**Records supplied**
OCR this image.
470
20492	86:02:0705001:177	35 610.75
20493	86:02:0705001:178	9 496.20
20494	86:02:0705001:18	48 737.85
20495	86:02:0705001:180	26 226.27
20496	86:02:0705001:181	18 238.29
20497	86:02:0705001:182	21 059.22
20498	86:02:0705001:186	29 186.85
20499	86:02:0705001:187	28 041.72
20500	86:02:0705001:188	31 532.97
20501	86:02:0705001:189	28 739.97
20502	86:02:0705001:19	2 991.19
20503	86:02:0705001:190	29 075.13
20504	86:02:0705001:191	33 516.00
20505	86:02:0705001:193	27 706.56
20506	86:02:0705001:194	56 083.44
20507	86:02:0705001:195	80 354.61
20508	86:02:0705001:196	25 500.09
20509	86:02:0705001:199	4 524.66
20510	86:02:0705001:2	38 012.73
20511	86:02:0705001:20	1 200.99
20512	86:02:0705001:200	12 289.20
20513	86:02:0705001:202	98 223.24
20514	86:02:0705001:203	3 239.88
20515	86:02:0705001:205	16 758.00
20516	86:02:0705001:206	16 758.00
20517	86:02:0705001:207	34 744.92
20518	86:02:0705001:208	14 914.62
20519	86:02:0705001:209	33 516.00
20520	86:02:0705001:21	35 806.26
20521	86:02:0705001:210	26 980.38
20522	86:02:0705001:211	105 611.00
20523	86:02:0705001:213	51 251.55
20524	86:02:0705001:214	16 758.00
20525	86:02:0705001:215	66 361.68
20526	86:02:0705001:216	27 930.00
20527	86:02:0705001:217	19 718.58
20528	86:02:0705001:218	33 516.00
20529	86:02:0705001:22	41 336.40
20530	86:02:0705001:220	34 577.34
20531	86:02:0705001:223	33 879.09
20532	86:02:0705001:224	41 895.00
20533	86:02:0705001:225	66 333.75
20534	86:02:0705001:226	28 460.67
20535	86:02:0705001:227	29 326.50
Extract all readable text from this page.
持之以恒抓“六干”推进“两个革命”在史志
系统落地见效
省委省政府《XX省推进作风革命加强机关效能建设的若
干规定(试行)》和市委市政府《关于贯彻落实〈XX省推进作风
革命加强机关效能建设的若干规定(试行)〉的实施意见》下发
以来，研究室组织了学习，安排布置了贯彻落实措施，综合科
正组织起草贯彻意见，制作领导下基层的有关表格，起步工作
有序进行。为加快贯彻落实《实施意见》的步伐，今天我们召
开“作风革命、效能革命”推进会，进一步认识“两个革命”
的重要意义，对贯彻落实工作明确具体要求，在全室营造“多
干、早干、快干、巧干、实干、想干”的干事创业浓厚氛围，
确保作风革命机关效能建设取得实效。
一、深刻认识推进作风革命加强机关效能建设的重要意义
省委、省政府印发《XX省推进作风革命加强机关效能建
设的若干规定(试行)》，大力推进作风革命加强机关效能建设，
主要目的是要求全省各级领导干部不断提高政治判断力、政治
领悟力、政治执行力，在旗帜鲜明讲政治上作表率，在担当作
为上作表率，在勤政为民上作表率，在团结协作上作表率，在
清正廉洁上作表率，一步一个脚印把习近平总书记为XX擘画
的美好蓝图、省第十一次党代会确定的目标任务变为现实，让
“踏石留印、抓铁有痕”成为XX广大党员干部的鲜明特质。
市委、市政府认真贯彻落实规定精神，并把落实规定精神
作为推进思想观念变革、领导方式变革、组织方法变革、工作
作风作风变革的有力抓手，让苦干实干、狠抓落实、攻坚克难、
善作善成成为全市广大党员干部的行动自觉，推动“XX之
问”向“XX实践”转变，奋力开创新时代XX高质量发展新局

---

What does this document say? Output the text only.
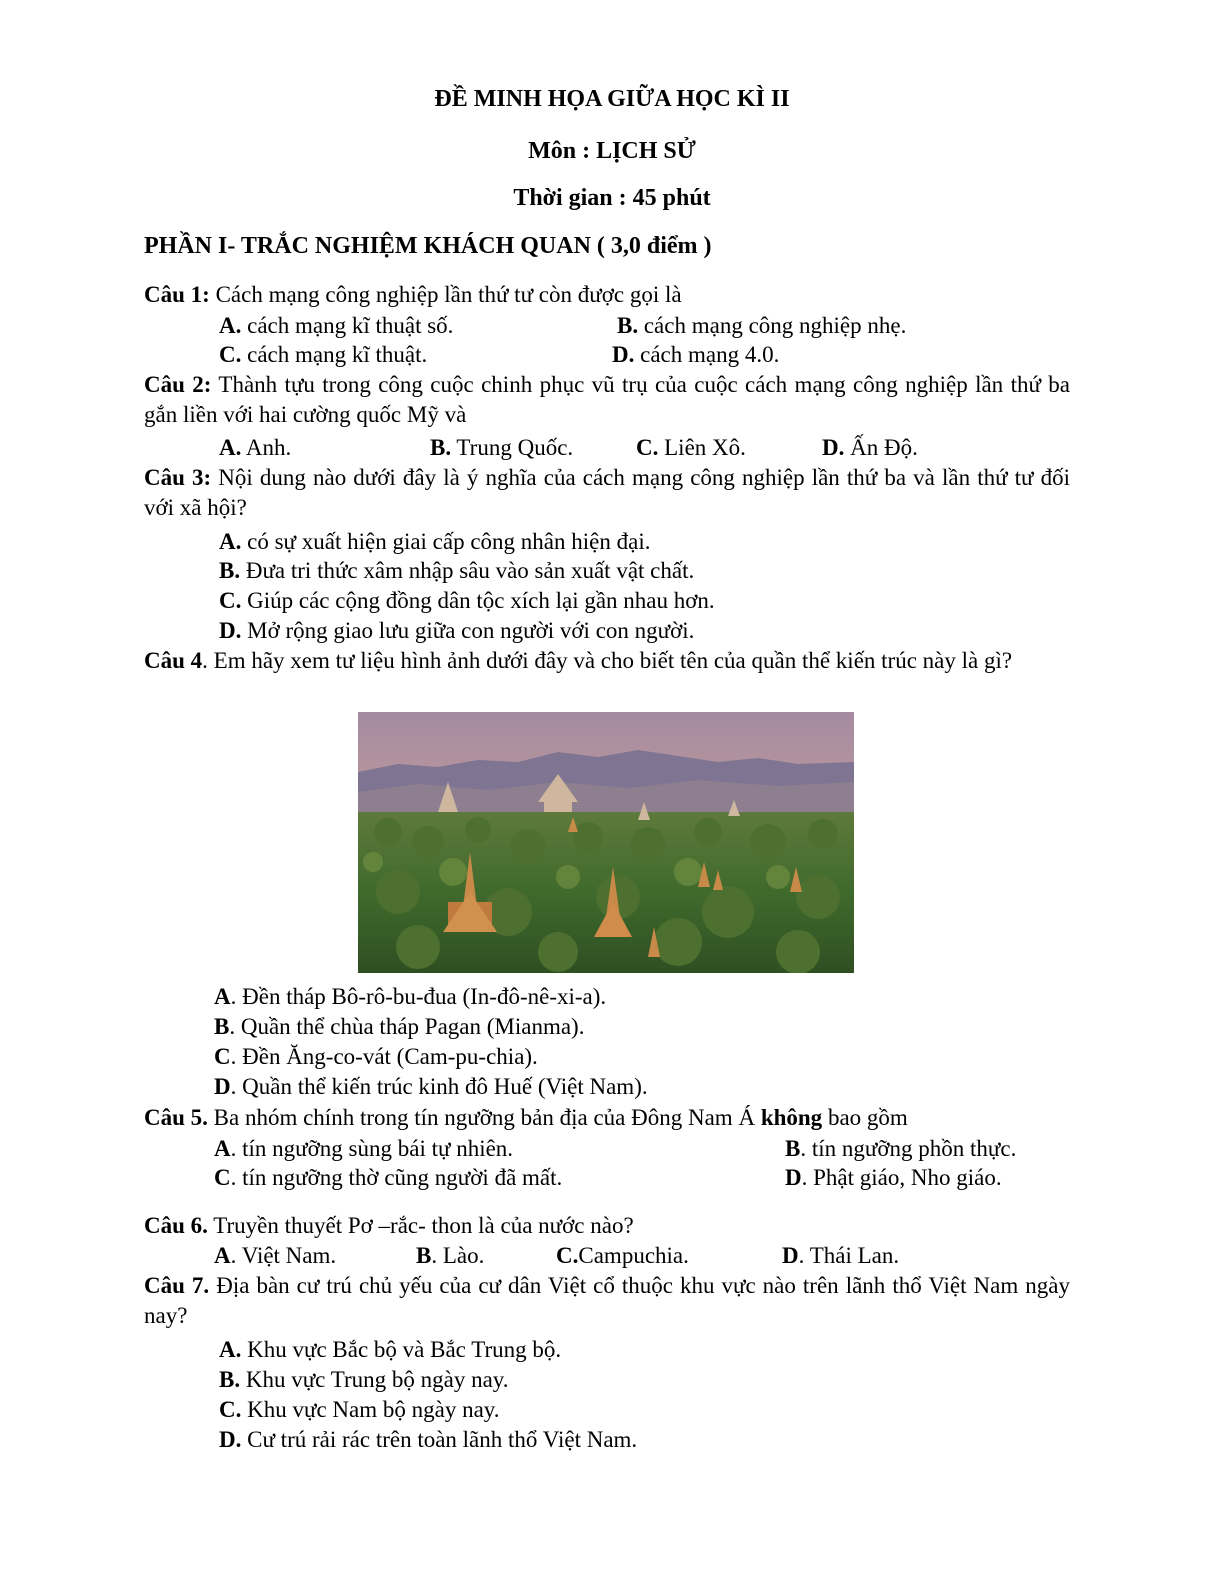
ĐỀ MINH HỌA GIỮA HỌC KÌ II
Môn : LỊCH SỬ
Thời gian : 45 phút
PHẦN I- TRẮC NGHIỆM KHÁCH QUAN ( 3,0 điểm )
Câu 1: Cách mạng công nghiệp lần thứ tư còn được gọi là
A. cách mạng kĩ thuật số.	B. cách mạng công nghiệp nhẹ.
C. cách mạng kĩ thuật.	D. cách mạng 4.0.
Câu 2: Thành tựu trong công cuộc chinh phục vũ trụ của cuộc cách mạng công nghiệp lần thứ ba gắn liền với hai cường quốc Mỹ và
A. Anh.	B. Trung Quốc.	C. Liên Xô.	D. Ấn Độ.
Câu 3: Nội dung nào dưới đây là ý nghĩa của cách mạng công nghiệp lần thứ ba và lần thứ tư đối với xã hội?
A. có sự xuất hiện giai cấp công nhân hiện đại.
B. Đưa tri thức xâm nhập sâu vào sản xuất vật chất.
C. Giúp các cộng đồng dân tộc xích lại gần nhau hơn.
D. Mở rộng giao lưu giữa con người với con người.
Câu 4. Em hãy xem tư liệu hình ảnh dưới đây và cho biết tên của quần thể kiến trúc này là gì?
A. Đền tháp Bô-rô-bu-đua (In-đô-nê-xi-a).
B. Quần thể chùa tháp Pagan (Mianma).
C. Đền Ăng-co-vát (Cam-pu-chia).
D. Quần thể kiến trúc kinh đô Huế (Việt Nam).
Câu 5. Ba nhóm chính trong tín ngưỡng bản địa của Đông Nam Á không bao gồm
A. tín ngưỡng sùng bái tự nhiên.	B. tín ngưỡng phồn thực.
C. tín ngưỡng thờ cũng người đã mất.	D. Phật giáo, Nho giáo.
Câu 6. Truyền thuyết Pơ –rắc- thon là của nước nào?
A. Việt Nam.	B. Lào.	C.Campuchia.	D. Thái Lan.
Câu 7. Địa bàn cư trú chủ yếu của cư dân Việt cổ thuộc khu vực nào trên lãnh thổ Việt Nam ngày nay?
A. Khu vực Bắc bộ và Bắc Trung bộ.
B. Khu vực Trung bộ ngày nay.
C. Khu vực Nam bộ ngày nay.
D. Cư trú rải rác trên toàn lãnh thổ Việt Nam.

**Objective**
The lines to collect are those holding the string "kiến"; copy them all.

**The response**
Câu 4. Em hãy xem tư liệu hình ảnh dưới đây và cho biết tên của quần thể kiến trúc này là gì?
D. Quần thể kiến trúc kinh đô Huế (Việt Nam).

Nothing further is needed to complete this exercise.